> [Instruction] Images do not belong in the copy. Retype all the entries below exactly.

> [Extracted entries]
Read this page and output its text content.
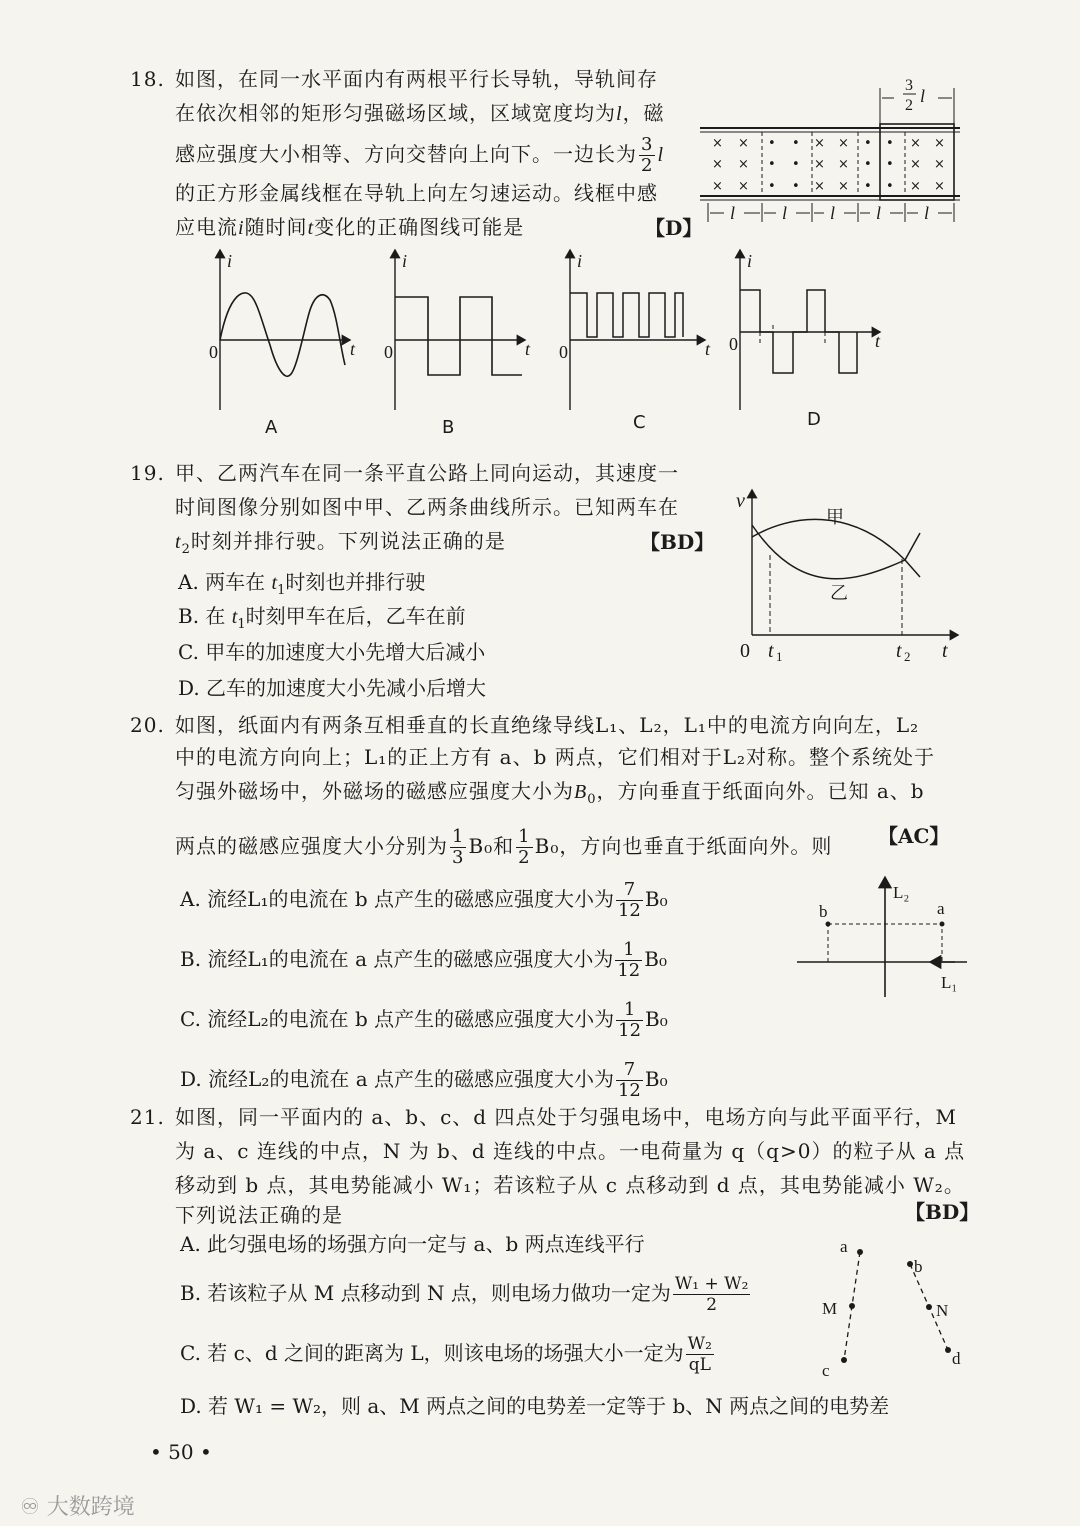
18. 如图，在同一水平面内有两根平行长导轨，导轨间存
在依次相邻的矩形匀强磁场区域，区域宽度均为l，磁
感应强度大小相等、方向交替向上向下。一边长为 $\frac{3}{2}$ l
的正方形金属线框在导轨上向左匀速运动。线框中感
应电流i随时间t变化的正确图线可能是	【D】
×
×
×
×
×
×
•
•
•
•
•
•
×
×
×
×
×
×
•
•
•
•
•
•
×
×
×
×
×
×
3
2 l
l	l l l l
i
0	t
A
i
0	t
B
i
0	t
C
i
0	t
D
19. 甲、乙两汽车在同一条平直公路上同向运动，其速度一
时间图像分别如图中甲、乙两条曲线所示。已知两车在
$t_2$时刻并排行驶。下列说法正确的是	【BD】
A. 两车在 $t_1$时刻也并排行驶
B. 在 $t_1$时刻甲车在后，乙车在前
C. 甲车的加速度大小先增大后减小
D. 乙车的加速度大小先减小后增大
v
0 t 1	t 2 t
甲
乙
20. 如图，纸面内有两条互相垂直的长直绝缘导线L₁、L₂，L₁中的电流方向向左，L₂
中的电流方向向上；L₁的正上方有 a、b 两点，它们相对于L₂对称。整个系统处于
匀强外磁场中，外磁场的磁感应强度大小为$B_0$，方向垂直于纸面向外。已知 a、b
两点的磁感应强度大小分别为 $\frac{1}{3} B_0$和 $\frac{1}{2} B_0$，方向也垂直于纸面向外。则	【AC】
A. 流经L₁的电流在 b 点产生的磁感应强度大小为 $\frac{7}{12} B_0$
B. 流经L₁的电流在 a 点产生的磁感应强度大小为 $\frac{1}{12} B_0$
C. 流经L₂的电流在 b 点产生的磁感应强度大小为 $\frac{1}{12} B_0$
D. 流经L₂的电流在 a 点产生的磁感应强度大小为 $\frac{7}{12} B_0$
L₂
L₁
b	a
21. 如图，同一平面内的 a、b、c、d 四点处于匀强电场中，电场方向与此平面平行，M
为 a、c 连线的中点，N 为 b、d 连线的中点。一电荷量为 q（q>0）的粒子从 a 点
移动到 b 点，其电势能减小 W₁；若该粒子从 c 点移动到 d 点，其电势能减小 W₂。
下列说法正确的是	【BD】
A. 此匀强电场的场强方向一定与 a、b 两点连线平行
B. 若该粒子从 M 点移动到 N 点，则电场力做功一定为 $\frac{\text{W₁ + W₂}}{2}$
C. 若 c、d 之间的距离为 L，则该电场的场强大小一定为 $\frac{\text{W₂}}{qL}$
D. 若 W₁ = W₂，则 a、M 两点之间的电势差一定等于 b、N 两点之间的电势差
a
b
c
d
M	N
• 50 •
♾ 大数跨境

> [Task answer]
Read this page and output its text content.
18. 如图，在同一水平面内有两根平行长导轨，导轨间存
在依次相邻的矩形匀强磁场区域，区域宽度均为l，磁
感应强度大小相等、方向交替向上向下。一边长为 $\frac{3}{2}$ l
的正方形金属线框在导轨上向左匀速运动。线框中感
应电流i随时间t变化的正确图线可能是	【D】
×
×
×
×
×
×
•
•
•
•
•
•
×
×
×
×
×
×
•
•
•
•
•
•
×
×
×
×
×
×
3
2 l
l	l l l l
i
0	t
A
i
0	t
B
i
0	t
C
i
0	t
D
19. 甲、乙两汽车在同一条平直公路上同向运动，其速度一
时间图像分别如图中甲、乙两条曲线所示。已知两车在
$t_2$时刻并排行驶。下列说法正确的是	【BD】
A. 两车在 $t_1$时刻也并排行驶
B. 在 $t_1$时刻甲车在后，乙车在前
C. 甲车的加速度大小先增大后减小
D. 乙车的加速度大小先减小后增大
v
0 t 1	t 2 t
甲
乙
20. 如图，纸面内有两条互相垂直的长直绝缘导线L₁、L₂，L₁中的电流方向向左，L₂
中的电流方向向上；L₁的正上方有 a、b 两点，它们相对于L₂对称。整个系统处于
匀强外磁场中，外磁场的磁感应强度大小为$B_0$，方向垂直于纸面向外。已知 a、b
两点的磁感应强度大小分别为 $\frac{1}{3} B_0$和 $\frac{1}{2} B_0$，方向也垂直于纸面向外。则	【AC】
A. 流经L₁的电流在 b 点产生的磁感应强度大小为 $\frac{7}{12} B_0$
B. 流经L₁的电流在 a 点产生的磁感应强度大小为 $\frac{1}{12} B_0$
C. 流经L₂的电流在 b 点产生的磁感应强度大小为 $\frac{1}{12} B_0$
D. 流经L₂的电流在 a 点产生的磁感应强度大小为 $\frac{7}{12} B_0$
L₂
L₁
b	a
21. 如图，同一平面内的 a、b、c、d 四点处于匀强电场中，电场方向与此平面平行，M
为 a、c 连线的中点，N 为 b、d 连线的中点。一电荷量为 q（q>0）的粒子从 a 点
移动到 b 点，其电势能减小 W₁；若该粒子从 c 点移动到 d 点，其电势能减小 W₂。
下列说法正确的是	【BD】
A. 此匀强电场的场强方向一定与 a、b 两点连线平行
B. 若该粒子从 M 点移动到 N 点，则电场力做功一定为 $\frac{\text{W₁ + W₂}}{2}$
C. 若 c、d 之间的距离为 L，则该电场的场强大小一定为 $\frac{\text{W₂}}{qL}$
D. 若 W₁ = W₂，则 a、M 两点之间的电势差一定等于 b、N 两点之间的电势差
a
b
c
d
M	N
• 50 •
♾ 大数跨境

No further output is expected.